#### Directive
With the pictures left out, copy the listing below exactly.

>>>>

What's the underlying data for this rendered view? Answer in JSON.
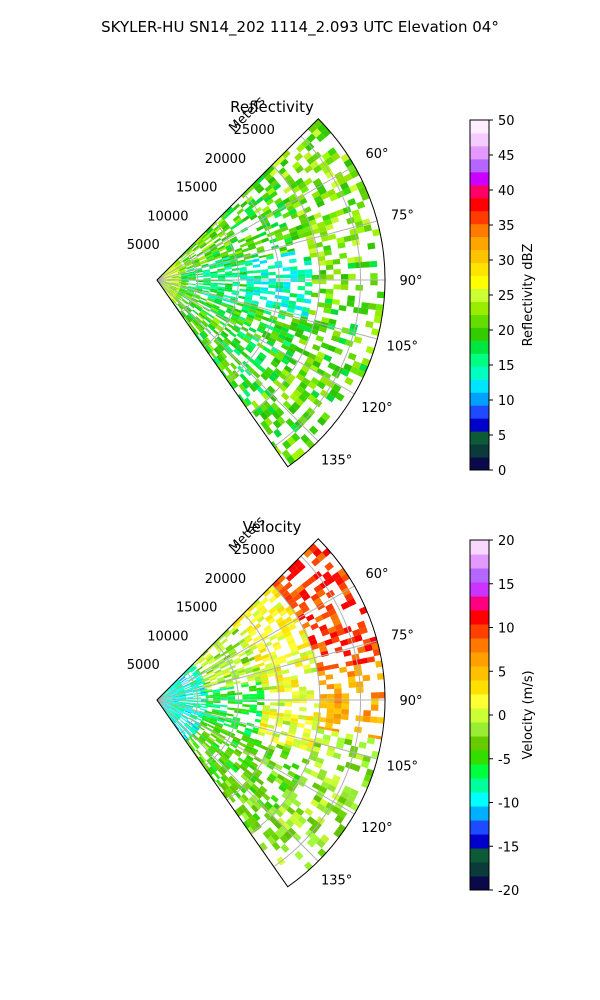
{
  "figure": {
    "title": "SKYLER-HU  SN14_202  1114_2.093 UTC Elevation 04°"
  },
  "chart_data": [
    {
      "type": "heatmap",
      "subtype": "polar sector (PPI)",
      "title": "Reflectivity",
      "range_label": "Meters",
      "range_ticks": [
        5000,
        10000,
        15000,
        20000,
        25000
      ],
      "range_tick_labels": [
        "5000",
        "10000",
        "15000",
        "20000",
        "25000"
      ],
      "range_max": 28000,
      "azimuth_range": [
        45,
        145
      ],
      "azimuth_ticks": [
        60,
        75,
        90,
        105,
        120,
        135
      ],
      "azimuth_tick_labels": [
        "60°",
        "75°",
        "90°",
        "105°",
        "120°",
        "135°"
      ],
      "grid": true,
      "colorbar": {
        "label": "Reflectivity dBZ",
        "min": 0,
        "max": 50,
        "ticks": [
          0,
          5,
          10,
          15,
          20,
          25,
          30,
          35,
          40,
          45,
          50
        ],
        "tick_labels": [
          "0",
          "5",
          "10",
          "15",
          "20",
          "25",
          "30",
          "35",
          "40",
          "45",
          "50"
        ]
      },
      "fields": [
        {
          "r": [
            0,
            3000
          ],
          "az": [
            45,
            145
          ],
          "value": 24
        },
        {
          "r": [
            3000,
            11000
          ],
          "az": [
            45,
            72
          ],
          "value": 21
        },
        {
          "r": [
            3000,
            11000
          ],
          "az": [
            72,
            110
          ],
          "value": 17
        },
        {
          "r": [
            3000,
            11000
          ],
          "az": [
            110,
            145
          ],
          "value": 20
        },
        {
          "r": [
            11000,
            19000
          ],
          "az": [
            45,
            78
          ],
          "value": 20
        },
        {
          "r": [
            11000,
            19000
          ],
          "az": [
            78,
            104
          ],
          "value": 14
        },
        {
          "r": [
            11000,
            19000
          ],
          "az": [
            104,
            145
          ],
          "value": 19
        },
        {
          "r": [
            19000,
            27500
          ],
          "az": [
            45,
            85
          ],
          "value": 22
        },
        {
          "r": [
            19000,
            27500
          ],
          "az": [
            85,
            145
          ],
          "value": 21
        }
      ]
    },
    {
      "type": "heatmap",
      "subtype": "polar sector (PPI)",
      "title": "Velocity",
      "range_label": "Meters",
      "range_ticks": [
        5000,
        10000,
        15000,
        20000,
        25000
      ],
      "range_tick_labels": [
        "5000",
        "10000",
        "15000",
        "20000",
        "25000"
      ],
      "range_max": 28000,
      "azimuth_range": [
        45,
        145
      ],
      "azimuth_ticks": [
        60,
        75,
        90,
        105,
        120,
        135
      ],
      "azimuth_tick_labels": [
        "60°",
        "75°",
        "90°",
        "105°",
        "120°",
        "135°"
      ],
      "grid": true,
      "colorbar": {
        "label": "Velocity (m/s)",
        "min": -20,
        "max": 20,
        "ticks": [
          -20,
          -15,
          -10,
          -5,
          0,
          5,
          10,
          15,
          20
        ],
        "tick_labels": [
          "-20",
          "-15",
          "-10",
          "-5",
          "0",
          "5",
          "10",
          "15",
          "20"
        ]
      },
      "fields": [
        {
          "r": [
            0,
            6000
          ],
          "az": [
            45,
            145
          ],
          "value": -9
        },
        {
          "r": [
            6000,
            13000
          ],
          "az": [
            45,
            80
          ],
          "value": -1
        },
        {
          "r": [
            6000,
            13000
          ],
          "az": [
            80,
            112
          ],
          "value": -6
        },
        {
          "r": [
            6000,
            13000
          ],
          "az": [
            112,
            145
          ],
          "value": -4
        },
        {
          "r": [
            13000,
            20000
          ],
          "az": [
            45,
            72
          ],
          "value": 2
        },
        {
          "r": [
            13000,
            20000
          ],
          "az": [
            72,
            110
          ],
          "value": 1
        },
        {
          "r": [
            13000,
            20000
          ],
          "az": [
            110,
            145
          ],
          "value": -3
        },
        {
          "r": [
            20000,
            27500
          ],
          "az": [
            45,
            80
          ],
          "value": 10
        },
        {
          "r": [
            20000,
            27500
          ],
          "az": [
            80,
            100
          ],
          "value": 6
        },
        {
          "r": [
            20000,
            27500
          ],
          "az": [
            100,
            145
          ],
          "value": -2
        }
      ]
    }
  ]
}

<<<<

#### Final result
What's the underlying data for this rendered view? Answer in JSON.
{
  "figure": {
    "title": "SKYLER-HU  SN14_202  1114_2.093 UTC Elevation 04°"
  },
  "chart_data": [
    {
      "type": "heatmap",
      "subtype": "polar sector (PPI)",
      "title": "Reflectivity",
      "range_label": "Meters",
      "range_ticks": [
        5000,
        10000,
        15000,
        20000,
        25000
      ],
      "range_tick_labels": [
        "5000",
        "10000",
        "15000",
        "20000",
        "25000"
      ],
      "range_max": 28000,
      "azimuth_range": [
        45,
        145
      ],
      "azimuth_ticks": [
        60,
        75,
        90,
        105,
        120,
        135
      ],
      "azimuth_tick_labels": [
        "60°",
        "75°",
        "90°",
        "105°",
        "120°",
        "135°"
      ],
      "grid": true,
      "colorbar": {
        "label": "Reflectivity dBZ",
        "min": 0,
        "max": 50,
        "ticks": [
          0,
          5,
          10,
          15,
          20,
          25,
          30,
          35,
          40,
          45,
          50
        ],
        "tick_labels": [
          "0",
          "5",
          "10",
          "15",
          "20",
          "25",
          "30",
          "35",
          "40",
          "45",
          "50"
        ]
      },
      "fields": [
        {
          "r": [
            0,
            3000
          ],
          "az": [
            45,
            145
          ],
          "value": 24
        },
        {
          "r": [
            3000,
            11000
          ],
          "az": [
            45,
            72
          ],
          "value": 21
        },
        {
          "r": [
            3000,
            11000
          ],
          "az": [
            72,
            110
          ],
          "value": 17
        },
        {
          "r": [
            3000,
            11000
          ],
          "az": [
            110,
            145
          ],
          "value": 20
        },
        {
          "r": [
            11000,
            19000
          ],
          "az": [
            45,
            78
          ],
          "value": 20
        },
        {
          "r": [
            11000,
            19000
          ],
          "az": [
            78,
            104
          ],
          "value": 14
        },
        {
          "r": [
            11000,
            19000
          ],
          "az": [
            104,
            145
          ],
          "value": 19
        },
        {
          "r": [
            19000,
            27500
          ],
          "az": [
            45,
            85
          ],
          "value": 22
        },
        {
          "r": [
            19000,
            27500
          ],
          "az": [
            85,
            145
          ],
          "value": 21
        }
      ]
    },
    {
      "type": "heatmap",
      "subtype": "polar sector (PPI)",
      "title": "Velocity",
      "range_label": "Meters",
      "range_ticks": [
        5000,
        10000,
        15000,
        20000,
        25000
      ],
      "range_tick_labels": [
        "5000",
        "10000",
        "15000",
        "20000",
        "25000"
      ],
      "range_max": 28000,
      "azimuth_range": [
        45,
        145
      ],
      "azimuth_ticks": [
        60,
        75,
        90,
        105,
        120,
        135
      ],
      "azimuth_tick_labels": [
        "60°",
        "75°",
        "90°",
        "105°",
        "120°",
        "135°"
      ],
      "grid": true,
      "colorbar": {
        "label": "Velocity (m/s)",
        "min": -20,
        "max": 20,
        "ticks": [
          -20,
          -15,
          -10,
          -5,
          0,
          5,
          10,
          15,
          20
        ],
        "tick_labels": [
          "-20",
          "-15",
          "-10",
          "-5",
          "0",
          "5",
          "10",
          "15",
          "20"
        ]
      },
      "fields": [
        {
          "r": [
            0,
            6000
          ],
          "az": [
            45,
            145
          ],
          "value": -9
        },
        {
          "r": [
            6000,
            13000
          ],
          "az": [
            45,
            80
          ],
          "value": -1
        },
        {
          "r": [
            6000,
            13000
          ],
          "az": [
            80,
            112
          ],
          "value": -6
        },
        {
          "r": [
            6000,
            13000
          ],
          "az": [
            112,
            145
          ],
          "value": -4
        },
        {
          "r": [
            13000,
            20000
          ],
          "az": [
            45,
            72
          ],
          "value": 2
        },
        {
          "r": [
            13000,
            20000
          ],
          "az": [
            72,
            110
          ],
          "value": 1
        },
        {
          "r": [
            13000,
            20000
          ],
          "az": [
            110,
            145
          ],
          "value": -3
        },
        {
          "r": [
            20000,
            27500
          ],
          "az": [
            45,
            80
          ],
          "value": 10
        },
        {
          "r": [
            20000,
            27500
          ],
          "az": [
            80,
            100
          ],
          "value": 6
        },
        {
          "r": [
            20000,
            27500
          ],
          "az": [
            100,
            145
          ],
          "value": -2
        }
      ]
    }
  ]
}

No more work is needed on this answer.